::: Given data :::

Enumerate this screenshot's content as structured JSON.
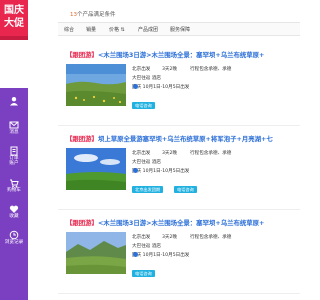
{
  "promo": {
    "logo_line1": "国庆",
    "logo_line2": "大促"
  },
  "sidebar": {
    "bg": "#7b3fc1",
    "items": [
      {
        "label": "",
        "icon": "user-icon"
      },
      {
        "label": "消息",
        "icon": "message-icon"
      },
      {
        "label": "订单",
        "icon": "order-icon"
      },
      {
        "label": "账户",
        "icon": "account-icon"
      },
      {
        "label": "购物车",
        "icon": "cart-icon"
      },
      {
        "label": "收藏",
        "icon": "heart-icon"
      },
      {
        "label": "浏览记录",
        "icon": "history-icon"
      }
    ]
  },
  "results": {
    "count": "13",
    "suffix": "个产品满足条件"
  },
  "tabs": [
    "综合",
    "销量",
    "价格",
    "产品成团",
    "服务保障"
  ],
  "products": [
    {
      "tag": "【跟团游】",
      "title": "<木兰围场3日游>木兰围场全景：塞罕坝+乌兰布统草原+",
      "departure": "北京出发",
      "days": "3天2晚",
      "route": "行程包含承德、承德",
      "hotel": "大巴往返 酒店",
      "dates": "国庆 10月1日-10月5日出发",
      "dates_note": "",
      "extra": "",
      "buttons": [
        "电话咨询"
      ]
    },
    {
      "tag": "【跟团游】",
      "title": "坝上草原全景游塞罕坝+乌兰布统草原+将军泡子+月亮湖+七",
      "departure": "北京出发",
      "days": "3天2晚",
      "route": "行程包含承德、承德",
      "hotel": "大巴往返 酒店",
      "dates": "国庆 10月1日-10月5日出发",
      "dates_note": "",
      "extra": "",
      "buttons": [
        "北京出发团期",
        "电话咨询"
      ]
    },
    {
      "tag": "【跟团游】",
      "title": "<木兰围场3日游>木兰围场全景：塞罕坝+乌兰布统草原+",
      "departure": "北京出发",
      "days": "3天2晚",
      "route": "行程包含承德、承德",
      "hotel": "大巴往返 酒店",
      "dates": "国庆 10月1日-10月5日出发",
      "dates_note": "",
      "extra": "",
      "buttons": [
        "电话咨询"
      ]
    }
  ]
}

:::

**Request:** Report the number of lines in the listing above that include the word "icon", and nothing else.

**Answer to the task:** 7